Return each line of the items below that contains the word "leaves", copying every such line in full. Matching is case-sensitive.

[Raw data start]

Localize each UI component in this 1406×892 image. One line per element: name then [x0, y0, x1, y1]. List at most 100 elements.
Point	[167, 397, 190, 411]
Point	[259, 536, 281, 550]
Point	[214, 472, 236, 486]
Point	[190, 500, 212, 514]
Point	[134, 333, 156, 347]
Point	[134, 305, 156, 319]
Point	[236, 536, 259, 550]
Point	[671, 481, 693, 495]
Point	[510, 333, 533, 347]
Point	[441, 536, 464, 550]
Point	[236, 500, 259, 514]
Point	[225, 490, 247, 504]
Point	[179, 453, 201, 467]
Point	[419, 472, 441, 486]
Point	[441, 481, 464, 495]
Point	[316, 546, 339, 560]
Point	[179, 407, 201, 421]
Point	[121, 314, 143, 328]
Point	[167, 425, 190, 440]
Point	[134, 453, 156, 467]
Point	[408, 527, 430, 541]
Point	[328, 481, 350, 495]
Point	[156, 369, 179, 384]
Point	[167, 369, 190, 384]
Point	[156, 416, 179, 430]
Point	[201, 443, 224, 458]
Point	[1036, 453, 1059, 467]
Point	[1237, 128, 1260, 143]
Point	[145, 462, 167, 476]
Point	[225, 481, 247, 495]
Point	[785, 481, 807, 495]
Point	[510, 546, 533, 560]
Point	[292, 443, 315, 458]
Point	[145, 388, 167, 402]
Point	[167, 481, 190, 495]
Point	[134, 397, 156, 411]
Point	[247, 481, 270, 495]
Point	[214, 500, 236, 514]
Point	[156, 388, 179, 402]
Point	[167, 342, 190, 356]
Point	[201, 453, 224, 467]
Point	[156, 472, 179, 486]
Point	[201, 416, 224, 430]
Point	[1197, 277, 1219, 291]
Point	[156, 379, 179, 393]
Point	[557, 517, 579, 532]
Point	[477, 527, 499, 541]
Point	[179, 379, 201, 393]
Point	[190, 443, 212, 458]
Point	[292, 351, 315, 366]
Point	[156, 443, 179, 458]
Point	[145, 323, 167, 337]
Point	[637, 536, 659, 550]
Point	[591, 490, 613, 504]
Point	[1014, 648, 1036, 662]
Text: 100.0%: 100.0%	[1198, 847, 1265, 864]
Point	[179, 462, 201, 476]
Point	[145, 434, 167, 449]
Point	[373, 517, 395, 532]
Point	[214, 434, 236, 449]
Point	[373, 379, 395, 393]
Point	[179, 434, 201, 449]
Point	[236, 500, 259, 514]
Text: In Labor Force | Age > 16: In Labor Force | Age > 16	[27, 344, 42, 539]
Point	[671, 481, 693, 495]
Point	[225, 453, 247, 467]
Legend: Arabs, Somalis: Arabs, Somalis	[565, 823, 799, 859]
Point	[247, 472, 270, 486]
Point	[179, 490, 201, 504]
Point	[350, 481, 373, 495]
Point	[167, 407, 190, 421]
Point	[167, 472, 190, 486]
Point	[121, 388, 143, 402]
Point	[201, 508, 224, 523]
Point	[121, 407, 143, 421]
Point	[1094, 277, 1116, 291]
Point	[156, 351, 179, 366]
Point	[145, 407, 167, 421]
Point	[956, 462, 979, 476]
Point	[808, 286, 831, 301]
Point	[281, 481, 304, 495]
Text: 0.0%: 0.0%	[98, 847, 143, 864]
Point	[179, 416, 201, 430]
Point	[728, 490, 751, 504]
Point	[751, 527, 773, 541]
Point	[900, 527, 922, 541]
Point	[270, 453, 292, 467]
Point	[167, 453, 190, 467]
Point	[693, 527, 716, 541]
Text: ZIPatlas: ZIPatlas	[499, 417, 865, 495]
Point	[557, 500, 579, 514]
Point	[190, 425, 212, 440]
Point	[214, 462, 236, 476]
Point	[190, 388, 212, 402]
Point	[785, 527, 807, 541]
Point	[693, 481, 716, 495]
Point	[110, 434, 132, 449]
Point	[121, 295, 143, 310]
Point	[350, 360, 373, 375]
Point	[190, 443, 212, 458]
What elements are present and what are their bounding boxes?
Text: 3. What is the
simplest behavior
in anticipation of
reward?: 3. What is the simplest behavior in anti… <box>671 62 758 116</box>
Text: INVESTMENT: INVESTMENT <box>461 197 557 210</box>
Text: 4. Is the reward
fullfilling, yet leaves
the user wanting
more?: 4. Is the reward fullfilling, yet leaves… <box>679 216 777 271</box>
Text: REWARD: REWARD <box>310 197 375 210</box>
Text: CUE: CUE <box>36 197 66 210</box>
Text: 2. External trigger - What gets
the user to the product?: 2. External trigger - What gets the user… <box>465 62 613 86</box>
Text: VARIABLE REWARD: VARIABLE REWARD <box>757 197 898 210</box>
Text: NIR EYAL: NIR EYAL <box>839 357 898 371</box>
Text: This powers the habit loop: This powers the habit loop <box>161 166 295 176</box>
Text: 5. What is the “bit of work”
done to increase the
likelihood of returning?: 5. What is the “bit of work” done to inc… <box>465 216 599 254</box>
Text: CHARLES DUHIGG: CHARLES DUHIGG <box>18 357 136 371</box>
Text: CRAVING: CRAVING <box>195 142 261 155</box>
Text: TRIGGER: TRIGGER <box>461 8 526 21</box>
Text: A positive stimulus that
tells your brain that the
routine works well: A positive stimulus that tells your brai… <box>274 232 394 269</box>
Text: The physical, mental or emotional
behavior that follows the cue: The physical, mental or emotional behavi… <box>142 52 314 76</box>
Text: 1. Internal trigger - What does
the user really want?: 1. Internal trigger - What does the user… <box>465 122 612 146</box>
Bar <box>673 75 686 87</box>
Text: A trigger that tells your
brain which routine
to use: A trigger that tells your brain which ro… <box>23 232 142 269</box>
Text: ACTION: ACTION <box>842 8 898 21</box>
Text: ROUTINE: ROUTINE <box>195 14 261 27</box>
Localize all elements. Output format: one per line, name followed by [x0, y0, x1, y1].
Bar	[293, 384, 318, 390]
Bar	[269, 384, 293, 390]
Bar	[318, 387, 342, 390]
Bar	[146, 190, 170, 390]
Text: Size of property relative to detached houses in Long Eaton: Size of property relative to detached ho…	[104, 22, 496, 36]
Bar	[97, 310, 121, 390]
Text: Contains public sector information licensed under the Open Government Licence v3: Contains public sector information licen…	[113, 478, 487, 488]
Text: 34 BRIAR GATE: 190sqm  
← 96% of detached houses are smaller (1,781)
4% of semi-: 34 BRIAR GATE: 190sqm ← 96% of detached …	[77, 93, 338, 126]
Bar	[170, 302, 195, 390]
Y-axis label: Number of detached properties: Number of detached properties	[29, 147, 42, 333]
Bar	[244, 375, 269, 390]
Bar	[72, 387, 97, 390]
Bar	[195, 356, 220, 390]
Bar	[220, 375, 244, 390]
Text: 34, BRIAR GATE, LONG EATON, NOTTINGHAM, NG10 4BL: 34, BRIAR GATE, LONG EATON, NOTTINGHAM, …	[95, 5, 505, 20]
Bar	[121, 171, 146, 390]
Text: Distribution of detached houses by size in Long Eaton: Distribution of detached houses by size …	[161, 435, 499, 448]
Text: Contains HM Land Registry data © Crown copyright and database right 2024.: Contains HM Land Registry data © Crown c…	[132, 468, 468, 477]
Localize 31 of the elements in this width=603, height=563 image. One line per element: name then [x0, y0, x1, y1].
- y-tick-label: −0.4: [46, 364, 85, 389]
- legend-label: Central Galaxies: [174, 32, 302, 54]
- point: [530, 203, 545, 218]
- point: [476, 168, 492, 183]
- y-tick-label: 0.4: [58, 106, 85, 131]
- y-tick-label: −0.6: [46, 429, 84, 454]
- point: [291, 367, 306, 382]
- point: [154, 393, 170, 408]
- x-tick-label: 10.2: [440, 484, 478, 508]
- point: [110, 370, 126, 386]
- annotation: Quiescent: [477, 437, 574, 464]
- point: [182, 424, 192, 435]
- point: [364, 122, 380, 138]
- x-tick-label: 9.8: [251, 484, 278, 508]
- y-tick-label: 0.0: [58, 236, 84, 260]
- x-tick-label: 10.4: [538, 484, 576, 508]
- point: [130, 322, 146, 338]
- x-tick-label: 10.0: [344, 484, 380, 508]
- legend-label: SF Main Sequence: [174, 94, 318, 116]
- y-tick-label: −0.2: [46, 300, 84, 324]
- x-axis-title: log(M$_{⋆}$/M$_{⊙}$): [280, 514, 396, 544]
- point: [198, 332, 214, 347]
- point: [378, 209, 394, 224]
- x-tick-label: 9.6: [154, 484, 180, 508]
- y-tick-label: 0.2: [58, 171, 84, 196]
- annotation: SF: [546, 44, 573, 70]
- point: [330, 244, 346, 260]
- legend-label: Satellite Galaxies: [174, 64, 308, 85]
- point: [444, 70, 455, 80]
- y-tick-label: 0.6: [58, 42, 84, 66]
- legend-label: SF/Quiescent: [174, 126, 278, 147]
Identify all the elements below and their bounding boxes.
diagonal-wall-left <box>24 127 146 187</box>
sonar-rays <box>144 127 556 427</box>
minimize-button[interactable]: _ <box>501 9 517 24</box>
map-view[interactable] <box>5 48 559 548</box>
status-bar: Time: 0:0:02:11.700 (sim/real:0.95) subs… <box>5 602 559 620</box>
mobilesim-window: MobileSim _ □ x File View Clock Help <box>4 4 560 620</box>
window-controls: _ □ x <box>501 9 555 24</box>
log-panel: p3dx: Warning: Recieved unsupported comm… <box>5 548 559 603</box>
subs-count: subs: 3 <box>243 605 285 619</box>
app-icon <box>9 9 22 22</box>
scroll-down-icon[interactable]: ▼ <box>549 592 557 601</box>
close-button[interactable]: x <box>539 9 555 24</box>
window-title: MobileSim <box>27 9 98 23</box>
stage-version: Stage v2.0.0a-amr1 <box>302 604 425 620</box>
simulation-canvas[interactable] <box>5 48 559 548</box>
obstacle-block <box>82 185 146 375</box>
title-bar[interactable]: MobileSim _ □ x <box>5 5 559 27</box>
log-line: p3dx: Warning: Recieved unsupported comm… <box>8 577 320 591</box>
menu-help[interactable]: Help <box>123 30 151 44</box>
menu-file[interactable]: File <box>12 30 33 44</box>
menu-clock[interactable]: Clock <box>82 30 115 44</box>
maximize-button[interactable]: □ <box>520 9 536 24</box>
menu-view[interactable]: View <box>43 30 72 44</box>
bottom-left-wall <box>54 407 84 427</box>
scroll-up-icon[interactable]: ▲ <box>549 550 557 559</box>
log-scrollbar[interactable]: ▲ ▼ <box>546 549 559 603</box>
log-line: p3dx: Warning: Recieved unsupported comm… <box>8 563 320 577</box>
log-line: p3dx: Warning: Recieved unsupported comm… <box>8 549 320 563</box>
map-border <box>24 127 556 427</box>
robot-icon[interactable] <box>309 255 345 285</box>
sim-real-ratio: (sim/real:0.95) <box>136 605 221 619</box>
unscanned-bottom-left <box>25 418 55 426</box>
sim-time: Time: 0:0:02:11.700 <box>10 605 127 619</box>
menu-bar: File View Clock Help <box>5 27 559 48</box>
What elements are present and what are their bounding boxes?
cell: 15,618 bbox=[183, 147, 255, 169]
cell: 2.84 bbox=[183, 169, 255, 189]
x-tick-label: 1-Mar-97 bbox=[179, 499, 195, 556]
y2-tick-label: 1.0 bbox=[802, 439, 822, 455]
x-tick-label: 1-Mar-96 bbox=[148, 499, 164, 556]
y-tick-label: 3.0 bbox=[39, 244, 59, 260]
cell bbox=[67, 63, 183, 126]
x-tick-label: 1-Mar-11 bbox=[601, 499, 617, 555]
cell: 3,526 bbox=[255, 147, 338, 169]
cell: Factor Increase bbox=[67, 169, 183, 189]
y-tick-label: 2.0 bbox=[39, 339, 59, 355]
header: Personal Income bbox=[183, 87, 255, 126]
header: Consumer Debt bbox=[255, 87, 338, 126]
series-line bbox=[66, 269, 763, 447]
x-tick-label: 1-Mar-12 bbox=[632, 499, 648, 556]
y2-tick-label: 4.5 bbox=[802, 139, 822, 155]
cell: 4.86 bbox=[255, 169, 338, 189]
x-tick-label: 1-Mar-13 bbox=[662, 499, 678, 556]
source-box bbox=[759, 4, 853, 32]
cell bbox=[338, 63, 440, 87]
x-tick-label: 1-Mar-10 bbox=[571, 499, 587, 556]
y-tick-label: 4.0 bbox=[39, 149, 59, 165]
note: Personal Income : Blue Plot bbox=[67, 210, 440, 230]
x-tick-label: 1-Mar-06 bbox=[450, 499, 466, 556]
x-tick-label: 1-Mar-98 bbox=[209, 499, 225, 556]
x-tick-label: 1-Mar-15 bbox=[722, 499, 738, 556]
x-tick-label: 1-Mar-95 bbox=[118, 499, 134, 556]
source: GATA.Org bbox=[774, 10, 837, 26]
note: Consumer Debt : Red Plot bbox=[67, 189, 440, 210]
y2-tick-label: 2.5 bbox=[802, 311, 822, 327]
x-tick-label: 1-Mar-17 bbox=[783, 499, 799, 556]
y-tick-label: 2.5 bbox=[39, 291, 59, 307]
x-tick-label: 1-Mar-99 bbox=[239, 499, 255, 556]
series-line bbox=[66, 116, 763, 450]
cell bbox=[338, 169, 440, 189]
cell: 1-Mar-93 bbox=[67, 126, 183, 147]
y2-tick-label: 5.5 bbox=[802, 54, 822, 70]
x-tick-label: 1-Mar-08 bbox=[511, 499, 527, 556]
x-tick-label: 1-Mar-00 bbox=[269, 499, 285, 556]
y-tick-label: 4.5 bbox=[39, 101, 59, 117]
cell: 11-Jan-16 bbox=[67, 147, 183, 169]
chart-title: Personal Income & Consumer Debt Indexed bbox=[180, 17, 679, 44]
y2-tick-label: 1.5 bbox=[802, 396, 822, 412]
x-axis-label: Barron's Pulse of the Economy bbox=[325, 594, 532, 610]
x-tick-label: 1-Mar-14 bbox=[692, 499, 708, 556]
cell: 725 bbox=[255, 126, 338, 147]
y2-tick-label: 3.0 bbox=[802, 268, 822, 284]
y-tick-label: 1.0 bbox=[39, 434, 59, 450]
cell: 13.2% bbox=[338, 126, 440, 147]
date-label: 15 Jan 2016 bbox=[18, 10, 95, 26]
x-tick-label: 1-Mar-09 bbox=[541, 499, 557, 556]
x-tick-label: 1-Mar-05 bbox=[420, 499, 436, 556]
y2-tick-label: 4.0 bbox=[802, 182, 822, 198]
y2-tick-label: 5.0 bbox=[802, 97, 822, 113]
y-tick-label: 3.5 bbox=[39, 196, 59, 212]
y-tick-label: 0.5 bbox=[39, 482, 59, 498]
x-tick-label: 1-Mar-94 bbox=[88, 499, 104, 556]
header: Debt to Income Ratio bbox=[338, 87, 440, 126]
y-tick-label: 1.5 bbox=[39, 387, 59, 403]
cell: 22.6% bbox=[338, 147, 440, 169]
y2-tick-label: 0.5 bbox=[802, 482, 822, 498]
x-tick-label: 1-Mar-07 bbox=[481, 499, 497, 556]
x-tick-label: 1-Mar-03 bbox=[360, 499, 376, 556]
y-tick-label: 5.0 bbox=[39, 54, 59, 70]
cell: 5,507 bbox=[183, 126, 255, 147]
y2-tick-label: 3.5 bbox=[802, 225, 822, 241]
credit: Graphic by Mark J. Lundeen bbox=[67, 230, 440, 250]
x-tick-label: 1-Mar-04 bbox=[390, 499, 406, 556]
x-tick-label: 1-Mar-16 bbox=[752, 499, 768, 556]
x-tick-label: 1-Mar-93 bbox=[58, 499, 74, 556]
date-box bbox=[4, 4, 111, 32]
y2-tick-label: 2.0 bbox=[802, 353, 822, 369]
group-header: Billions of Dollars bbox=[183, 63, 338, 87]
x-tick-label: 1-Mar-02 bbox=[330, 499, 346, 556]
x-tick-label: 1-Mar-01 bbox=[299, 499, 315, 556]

[Raw data end]

_Result_:
fullfilling, yet leaves
more?: 4. Is the reward fullfilling, yet leaves… <box>679 216 777 271</box>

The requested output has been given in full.